#### Records for this task

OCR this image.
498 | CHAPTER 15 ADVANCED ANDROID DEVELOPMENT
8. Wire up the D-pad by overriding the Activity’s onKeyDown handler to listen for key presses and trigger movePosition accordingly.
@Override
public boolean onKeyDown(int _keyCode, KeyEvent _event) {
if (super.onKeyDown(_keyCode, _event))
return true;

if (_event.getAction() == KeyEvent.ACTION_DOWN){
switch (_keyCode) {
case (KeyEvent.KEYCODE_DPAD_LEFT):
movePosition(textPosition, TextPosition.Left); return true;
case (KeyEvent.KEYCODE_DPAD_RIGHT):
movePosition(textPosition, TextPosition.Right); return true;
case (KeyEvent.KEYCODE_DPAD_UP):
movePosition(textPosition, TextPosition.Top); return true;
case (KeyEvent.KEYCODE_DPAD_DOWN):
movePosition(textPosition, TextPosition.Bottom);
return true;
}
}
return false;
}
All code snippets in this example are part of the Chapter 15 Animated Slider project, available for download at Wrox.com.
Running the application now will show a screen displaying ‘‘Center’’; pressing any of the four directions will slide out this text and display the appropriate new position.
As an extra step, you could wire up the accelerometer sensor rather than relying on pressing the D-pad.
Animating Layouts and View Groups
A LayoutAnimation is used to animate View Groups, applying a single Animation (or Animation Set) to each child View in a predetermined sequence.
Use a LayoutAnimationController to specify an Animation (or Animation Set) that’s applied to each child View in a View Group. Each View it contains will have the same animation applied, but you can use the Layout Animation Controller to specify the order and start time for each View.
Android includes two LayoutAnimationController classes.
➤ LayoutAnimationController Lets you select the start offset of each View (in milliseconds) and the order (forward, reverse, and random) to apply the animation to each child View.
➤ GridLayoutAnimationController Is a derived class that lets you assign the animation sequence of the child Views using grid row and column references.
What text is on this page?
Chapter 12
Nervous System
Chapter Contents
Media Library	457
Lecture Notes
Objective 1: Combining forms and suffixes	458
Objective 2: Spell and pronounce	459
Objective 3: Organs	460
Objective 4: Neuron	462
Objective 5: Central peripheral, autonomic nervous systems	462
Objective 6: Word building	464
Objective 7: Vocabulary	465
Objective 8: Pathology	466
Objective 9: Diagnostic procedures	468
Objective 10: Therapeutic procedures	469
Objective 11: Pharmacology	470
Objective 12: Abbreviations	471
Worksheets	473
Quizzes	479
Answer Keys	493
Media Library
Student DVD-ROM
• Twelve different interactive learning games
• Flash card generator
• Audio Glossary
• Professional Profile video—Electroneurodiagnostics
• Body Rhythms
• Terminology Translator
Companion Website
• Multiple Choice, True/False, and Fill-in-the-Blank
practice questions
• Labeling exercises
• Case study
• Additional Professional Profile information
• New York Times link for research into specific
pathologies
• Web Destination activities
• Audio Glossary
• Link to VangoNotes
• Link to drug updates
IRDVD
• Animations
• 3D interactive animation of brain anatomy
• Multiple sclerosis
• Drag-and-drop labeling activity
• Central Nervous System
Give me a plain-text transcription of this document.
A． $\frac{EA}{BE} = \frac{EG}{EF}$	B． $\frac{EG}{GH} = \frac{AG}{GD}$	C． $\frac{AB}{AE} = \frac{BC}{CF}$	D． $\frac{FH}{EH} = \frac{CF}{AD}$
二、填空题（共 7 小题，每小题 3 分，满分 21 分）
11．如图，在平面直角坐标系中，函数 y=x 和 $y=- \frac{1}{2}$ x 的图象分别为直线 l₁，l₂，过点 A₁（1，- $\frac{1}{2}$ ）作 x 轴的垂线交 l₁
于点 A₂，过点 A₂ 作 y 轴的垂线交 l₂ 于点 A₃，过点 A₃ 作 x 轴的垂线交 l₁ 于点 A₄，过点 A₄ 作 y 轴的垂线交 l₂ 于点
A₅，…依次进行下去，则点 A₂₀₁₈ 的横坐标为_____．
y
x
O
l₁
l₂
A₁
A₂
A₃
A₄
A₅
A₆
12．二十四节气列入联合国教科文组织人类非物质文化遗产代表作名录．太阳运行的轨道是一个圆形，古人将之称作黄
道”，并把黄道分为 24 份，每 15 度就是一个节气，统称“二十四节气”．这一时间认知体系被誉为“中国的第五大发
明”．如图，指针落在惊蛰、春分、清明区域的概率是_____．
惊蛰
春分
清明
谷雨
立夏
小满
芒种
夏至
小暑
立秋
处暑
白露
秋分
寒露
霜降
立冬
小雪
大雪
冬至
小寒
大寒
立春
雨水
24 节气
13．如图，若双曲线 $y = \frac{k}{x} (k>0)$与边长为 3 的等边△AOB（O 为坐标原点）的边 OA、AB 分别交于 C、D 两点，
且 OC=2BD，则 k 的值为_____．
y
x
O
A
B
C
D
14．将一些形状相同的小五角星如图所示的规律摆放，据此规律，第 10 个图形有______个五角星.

#### Given problem
Output every record above exactly as it appears.

#### Answer below
OCR this image.
498 | CHAPTER 15 ADVANCED ANDROID DEVELOPMENT
8. Wire up the D-pad by overriding the Activity’s onKeyDown handler to listen for key presses and trigger movePosition accordingly.
@Override
public boolean onKeyDown(int _keyCode, KeyEvent _event) {
if (super.onKeyDown(_keyCode, _event))
return true;

if (_event.getAction() == KeyEvent.ACTION_DOWN){
switch (_keyCode) {
case (KeyEvent.KEYCODE_DPAD_LEFT):
movePosition(textPosition, TextPosition.Left); return true;
case (KeyEvent.KEYCODE_DPAD_RIGHT):
movePosition(textPosition, TextPosition.Right); return true;
case (KeyEvent.KEYCODE_DPAD_UP):
movePosition(textPosition, TextPosition.Top); return true;
case (KeyEvent.KEYCODE_DPAD_DOWN):
movePosition(textPosition, TextPosition.Bottom);
return true;
}
}
return false;
}
All code snippets in this example are part of the Chapter 15 Animated Slider project, available for download at Wrox.com.
Running the application now will show a screen displaying ‘‘Center’’; pressing any of the four directions will slide out this text and display the appropriate new position.
As an extra step, you could wire up the accelerometer sensor rather than relying on pressing the D-pad.
Animating Layouts and View Groups
A LayoutAnimation is used to animate View Groups, applying a single Animation (or Animation Set) to each child View in a predetermined sequence.
Use a LayoutAnimationController to specify an Animation (or Animation Set) that’s applied to each child View in a View Group. Each View it contains will have the same animation applied, but you can use the Layout Animation Controller to specify the order and start time for each View.
Android includes two LayoutAnimationController classes.
➤ LayoutAnimationController Lets you select the start offset of each View (in milliseconds) and the order (forward, reverse, and random) to apply the animation to each child View.
➤ GridLayoutAnimationController Is a derived class that lets you assign the animation sequence of the child Views using grid row and column references.
What text is on this page?
Chapter 12
Nervous System
Chapter Contents
Media Library	457
Lecture Notes
Objective 1: Combining forms and suffixes	458
Objective 2: Spell and pronounce	459
Objective 3: Organs	460
Objective 4: Neuron	462
Objective 5: Central peripheral, autonomic nervous systems	462
Objective 6: Word building	464
Objective 7: Vocabulary	465
Objective 8: Pathology	466
Objective 9: Diagnostic procedures	468
Objective 10: Therapeutic procedures	469
Objective 11: Pharmacology	470
Objective 12: Abbreviations	471
Worksheets	473
Quizzes	479
Answer Keys	493
Media Library
Student DVD-ROM
• Twelve different interactive learning games
• Flash card generator
• Audio Glossary
• Professional Profile video—Electroneurodiagnostics
• Body Rhythms
• Terminology Translator
Companion Website
• Multiple Choice, True/False, and Fill-in-the-Blank
practice questions
• Labeling exercises
• Case study
• Additional Professional Profile information
• New York Times link for research into specific
pathologies
• Web Destination activities
• Audio Glossary
• Link to VangoNotes
• Link to drug updates
IRDVD
• Animations
• 3D interactive animation of brain anatomy
• Multiple sclerosis
• Drag-and-drop labeling activity
• Central Nervous System
Give me a plain-text transcription of this document.
A． $\frac{EA}{BE} = \frac{EG}{EF}$	B． $\frac{EG}{GH} = \frac{AG}{GD}$	C． $\frac{AB}{AE} = \frac{BC}{CF}$	D． $\frac{FH}{EH} = \frac{CF}{AD}$
二、填空题（共 7 小题，每小题 3 分，满分 21 分）
11．如图，在平面直角坐标系中，函数 y=x 和 $y=- \frac{1}{2}$ x 的图象分别为直线 l₁，l₂，过点 A₁（1，- $\frac{1}{2}$ ）作 x 轴的垂线交 l₁
于点 A₂，过点 A₂ 作 y 轴的垂线交 l₂ 于点 A₃，过点 A₃ 作 x 轴的垂线交 l₁ 于点 A₄，过点 A₄ 作 y 轴的垂线交 l₂ 于点
A₅，…依次进行下去，则点 A₂₀₁₈ 的横坐标为_____．
y
x
O
l₁
l₂
A₁
A₂
A₃
A₄
A₅
A₆
12．二十四节气列入联合国教科文组织人类非物质文化遗产代表作名录．太阳运行的轨道是一个圆形，古人将之称作黄
道”，并把黄道分为 24 份，每 15 度就是一个节气，统称“二十四节气”．这一时间认知体系被誉为“中国的第五大发
明”．如图，指针落在惊蛰、春分、清明区域的概率是_____．
惊蛰
春分
清明
谷雨
立夏
小满
芒种
夏至
小暑
立秋
处暑
白露
秋分
寒露
霜降
立冬
小雪
大雪
冬至
小寒
大寒
立春
雨水
24 节气
13．如图，若双曲线 $y = \frac{k}{x} (k>0)$与边长为 3 的等边△AOB（O 为坐标原点）的边 OA、AB 分别交于 C、D 两点，
且 OC=2BD，则 k 的值为_____．
y
x
O
A
B
C
D
14．将一些形状相同的小五角星如图所示的规律摆放，据此规律，第 10 个图形有______个五角星.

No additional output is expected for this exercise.